[Figure record listings]
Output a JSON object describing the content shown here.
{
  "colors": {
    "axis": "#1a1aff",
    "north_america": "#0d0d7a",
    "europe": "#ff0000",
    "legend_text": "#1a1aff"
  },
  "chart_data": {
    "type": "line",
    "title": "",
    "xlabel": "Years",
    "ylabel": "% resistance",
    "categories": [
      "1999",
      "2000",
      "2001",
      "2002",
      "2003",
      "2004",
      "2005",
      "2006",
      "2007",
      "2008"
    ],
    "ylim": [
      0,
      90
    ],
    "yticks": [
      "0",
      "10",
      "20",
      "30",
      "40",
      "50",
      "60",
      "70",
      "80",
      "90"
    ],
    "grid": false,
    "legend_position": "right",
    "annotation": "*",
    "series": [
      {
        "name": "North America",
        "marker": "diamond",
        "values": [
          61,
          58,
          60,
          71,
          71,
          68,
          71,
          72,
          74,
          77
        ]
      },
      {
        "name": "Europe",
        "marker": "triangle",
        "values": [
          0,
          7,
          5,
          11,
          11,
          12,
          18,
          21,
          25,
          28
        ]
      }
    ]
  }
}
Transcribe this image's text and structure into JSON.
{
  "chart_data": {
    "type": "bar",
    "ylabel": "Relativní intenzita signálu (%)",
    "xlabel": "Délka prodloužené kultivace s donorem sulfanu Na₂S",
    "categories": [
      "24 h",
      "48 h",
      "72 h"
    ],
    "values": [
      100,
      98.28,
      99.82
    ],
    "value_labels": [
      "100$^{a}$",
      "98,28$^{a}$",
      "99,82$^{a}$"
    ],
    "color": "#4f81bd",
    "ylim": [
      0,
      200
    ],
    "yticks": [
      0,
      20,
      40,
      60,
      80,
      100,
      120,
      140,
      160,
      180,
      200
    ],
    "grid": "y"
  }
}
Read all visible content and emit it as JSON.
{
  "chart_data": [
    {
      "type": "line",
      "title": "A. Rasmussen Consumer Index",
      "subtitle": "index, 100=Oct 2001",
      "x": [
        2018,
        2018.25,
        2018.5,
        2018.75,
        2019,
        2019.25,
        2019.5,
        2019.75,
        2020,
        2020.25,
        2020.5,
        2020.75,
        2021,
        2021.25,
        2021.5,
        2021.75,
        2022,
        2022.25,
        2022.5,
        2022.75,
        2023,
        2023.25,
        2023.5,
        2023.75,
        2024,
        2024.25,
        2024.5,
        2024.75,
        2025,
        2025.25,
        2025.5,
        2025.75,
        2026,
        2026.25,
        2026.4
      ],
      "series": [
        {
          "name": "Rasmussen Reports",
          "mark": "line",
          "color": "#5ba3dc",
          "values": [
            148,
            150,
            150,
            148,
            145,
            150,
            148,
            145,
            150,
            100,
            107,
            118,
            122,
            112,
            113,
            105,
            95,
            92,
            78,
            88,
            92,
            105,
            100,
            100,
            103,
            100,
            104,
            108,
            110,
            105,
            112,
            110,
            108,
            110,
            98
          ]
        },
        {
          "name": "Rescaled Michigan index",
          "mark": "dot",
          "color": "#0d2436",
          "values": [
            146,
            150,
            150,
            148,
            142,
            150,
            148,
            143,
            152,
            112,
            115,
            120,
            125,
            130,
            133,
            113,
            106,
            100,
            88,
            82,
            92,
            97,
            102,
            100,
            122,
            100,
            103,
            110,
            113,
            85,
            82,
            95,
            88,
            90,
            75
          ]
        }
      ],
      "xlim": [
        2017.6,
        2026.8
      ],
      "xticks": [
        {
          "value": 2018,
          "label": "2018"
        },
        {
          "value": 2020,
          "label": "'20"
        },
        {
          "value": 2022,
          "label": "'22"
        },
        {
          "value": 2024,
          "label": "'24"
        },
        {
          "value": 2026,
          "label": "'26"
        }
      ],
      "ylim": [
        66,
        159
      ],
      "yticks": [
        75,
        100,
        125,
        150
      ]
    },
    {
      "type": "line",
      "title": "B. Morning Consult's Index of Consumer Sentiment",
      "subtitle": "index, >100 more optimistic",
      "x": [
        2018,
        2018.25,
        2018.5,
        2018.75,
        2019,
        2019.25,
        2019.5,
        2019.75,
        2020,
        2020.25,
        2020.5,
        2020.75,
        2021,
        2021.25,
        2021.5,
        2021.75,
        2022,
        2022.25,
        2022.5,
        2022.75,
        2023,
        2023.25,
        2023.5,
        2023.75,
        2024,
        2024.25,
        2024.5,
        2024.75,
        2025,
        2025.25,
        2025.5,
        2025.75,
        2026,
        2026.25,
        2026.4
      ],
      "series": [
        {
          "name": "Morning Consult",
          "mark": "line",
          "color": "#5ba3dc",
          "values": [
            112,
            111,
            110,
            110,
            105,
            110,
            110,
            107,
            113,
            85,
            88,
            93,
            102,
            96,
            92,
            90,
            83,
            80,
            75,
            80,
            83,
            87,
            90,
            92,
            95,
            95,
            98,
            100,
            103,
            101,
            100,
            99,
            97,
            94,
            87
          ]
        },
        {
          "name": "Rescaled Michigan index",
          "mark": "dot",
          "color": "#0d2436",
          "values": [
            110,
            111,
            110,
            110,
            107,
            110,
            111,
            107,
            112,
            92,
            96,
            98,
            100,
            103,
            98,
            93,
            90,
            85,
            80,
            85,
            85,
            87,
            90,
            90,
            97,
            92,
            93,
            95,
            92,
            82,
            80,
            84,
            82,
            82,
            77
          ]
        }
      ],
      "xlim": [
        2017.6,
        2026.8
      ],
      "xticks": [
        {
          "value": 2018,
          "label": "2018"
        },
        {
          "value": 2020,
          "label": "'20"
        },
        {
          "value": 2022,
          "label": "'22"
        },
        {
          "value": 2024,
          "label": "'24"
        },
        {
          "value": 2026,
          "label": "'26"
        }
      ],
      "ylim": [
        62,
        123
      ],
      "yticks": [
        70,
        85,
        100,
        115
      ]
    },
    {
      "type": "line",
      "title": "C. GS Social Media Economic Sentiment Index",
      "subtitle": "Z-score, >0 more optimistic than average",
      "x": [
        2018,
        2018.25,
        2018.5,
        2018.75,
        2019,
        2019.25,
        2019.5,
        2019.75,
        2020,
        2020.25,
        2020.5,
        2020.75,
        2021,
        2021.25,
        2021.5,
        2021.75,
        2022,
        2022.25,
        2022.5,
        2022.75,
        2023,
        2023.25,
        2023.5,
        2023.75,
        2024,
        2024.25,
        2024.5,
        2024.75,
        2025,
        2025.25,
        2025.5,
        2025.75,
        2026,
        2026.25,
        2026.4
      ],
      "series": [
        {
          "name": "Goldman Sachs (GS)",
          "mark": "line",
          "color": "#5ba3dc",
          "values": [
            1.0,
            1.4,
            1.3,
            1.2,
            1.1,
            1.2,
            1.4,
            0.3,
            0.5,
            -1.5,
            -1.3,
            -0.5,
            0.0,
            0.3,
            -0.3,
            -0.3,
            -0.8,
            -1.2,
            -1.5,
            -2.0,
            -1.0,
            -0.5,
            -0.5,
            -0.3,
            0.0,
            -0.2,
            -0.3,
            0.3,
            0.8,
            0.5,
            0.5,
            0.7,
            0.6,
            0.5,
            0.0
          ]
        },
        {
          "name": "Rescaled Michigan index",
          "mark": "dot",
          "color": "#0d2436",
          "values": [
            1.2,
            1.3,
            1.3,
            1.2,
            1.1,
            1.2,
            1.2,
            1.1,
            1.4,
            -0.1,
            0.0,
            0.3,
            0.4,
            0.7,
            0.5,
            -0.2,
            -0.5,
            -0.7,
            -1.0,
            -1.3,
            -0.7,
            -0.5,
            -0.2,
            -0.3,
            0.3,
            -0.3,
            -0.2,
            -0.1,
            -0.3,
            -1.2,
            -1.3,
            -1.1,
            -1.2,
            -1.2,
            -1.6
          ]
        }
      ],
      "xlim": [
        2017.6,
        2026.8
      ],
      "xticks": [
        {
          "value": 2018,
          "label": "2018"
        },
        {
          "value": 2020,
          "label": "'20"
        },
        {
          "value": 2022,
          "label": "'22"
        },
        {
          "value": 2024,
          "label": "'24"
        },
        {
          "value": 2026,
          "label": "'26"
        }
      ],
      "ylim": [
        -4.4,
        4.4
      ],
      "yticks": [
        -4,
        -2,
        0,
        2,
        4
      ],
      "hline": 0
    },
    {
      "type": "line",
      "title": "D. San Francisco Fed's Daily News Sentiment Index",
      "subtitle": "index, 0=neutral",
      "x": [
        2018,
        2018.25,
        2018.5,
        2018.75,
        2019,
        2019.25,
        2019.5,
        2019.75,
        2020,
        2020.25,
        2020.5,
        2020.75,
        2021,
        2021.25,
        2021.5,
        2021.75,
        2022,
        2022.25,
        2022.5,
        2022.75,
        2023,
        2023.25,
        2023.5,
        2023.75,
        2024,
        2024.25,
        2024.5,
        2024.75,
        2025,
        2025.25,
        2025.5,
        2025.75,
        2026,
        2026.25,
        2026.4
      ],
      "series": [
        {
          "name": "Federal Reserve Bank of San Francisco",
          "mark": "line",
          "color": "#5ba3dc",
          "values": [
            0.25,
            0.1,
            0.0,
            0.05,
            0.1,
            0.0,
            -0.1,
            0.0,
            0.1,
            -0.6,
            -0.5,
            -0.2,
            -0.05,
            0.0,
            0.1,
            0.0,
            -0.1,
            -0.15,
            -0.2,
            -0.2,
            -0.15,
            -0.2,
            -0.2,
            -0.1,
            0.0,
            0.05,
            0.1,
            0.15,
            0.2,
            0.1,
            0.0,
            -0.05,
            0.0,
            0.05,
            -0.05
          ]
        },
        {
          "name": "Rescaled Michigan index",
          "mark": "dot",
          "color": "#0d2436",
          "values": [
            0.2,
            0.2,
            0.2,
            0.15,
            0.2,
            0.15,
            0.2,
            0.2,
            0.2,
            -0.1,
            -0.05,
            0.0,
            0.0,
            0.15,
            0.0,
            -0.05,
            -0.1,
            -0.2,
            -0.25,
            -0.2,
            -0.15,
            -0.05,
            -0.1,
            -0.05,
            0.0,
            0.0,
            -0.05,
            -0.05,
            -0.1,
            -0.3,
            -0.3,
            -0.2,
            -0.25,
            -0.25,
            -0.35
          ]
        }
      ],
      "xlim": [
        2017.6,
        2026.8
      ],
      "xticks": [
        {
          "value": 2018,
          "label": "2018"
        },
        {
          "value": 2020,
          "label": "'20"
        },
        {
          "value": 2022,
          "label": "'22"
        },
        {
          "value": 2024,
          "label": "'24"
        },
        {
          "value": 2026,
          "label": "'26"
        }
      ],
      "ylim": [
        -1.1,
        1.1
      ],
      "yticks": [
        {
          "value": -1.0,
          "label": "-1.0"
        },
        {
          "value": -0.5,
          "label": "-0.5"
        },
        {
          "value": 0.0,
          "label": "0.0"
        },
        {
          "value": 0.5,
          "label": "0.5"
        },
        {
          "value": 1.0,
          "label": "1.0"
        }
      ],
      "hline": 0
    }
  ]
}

» Aim
Count the lines in the entries that hold the word "Consult", and give nothing but the total.

» Complete output
2